* _Activity_: Continue the text on building payment systems from the point where it ends.

== Text for analysis

Webhooks are the source of truth, not the API response. A card auth can succeed, then the capture can fail; a transfer can be accepted, then reversed. The provider's webhook is the real event stream. I drive payment state from webhooks and treat the synchronous response as a hint, not a fact.

Reconciliation is part of the build, not an afterthought. At any moment I want to be able to answer: does what we think we collected match what the provider says it settled? If the two ledgers can't be compared, you find out about lost money weeks late.

Minimize PCI scope. I lean on hosted fields, wallet flows, and provider-hosted checkout so raw card data never lands on servers I'm responsible for. Less scope means less audit surface and less risk.

If you're building a commerce product that needs to take money, this is the foundation I start from.

Why I build with it

01

Money is an integer, never a float

I store every amount in the currency's smallest unit — cents, fils, tiyin — so totals stay exact and reconcile. On alfii I fixed a real money bug by moving to integer cents. Float arithmetic is how rounding errors creep into balances.

====
== Extracted data

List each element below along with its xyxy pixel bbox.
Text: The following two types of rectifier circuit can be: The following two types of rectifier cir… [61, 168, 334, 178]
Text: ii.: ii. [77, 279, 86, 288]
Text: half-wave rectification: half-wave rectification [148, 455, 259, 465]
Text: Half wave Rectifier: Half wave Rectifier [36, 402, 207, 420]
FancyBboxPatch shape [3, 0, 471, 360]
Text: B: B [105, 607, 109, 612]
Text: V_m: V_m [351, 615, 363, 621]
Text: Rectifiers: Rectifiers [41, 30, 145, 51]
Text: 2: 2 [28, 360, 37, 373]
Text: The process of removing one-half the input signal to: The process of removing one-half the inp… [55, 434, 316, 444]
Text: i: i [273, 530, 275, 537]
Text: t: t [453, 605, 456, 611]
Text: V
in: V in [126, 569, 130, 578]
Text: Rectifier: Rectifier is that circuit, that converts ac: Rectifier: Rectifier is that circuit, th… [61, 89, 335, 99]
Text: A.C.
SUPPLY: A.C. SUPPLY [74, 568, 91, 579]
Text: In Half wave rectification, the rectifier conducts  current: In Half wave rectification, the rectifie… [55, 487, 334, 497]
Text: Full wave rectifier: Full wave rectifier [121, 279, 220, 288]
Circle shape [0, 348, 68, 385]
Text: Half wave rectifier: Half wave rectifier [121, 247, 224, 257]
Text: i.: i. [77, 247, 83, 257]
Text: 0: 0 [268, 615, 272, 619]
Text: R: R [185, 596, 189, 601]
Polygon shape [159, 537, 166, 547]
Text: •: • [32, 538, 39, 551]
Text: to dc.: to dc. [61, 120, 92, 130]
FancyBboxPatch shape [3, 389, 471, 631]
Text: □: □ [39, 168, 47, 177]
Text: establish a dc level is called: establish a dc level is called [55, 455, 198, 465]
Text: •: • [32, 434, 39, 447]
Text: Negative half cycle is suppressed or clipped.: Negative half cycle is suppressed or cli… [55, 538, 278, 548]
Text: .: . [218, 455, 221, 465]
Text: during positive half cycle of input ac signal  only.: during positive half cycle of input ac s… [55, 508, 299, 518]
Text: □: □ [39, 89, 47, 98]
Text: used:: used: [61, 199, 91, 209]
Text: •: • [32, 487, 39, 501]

====

* _Reply to the task_:
02

Idempotent and webhook-driven

Every money-moving call carries an idempotency key, so a retry or double-click charges once, not twice. Payment state is driven by the provider's webhooks — the real event stream — not the synchronous response, which can lie.

03

Wallet-first for conversion

Apple Pay and Google Pay collapse the whole checkout into one biometric tap, which converts far better on mobile. I built ChatFood's wallet checkout for exactly this — fewer fields typed means fewer customers lost.

04

Less PCI scope, less risk

I lean on hosted fields, wallet flows, and provider-hosted checkout so raw card data never touches servers I run. Smaller PCI scope means a smaller audit surface, less liability, and a more secure product by default.

Built with it

FAQ

Apple Pay or a normal card checkout?

Both, ideally — offer the wallet and keep a card form as fallback. Apple Pay (and Google Pay) convert better on mobile because they remove typing: one biometric tap replaces name, card number, and address. They also keep card data off your servers, which shrinks PCI scope. I built exactly this wallet-first checkout on ChatFood's Vue 3 frontend.

How do you store money values?

As integers in the currency's smallest unit — cents, fils, tiyin — never as floating-point. `10.99` becomes `1099`, and I only format to a decimal when displaying it to a person. On alfii I fixed a real money-handling bug by moving to integer cents. Float math introduces rounding errors that break reconciliation; integer minor units make the math exact.

Stripe or a local payment gateway?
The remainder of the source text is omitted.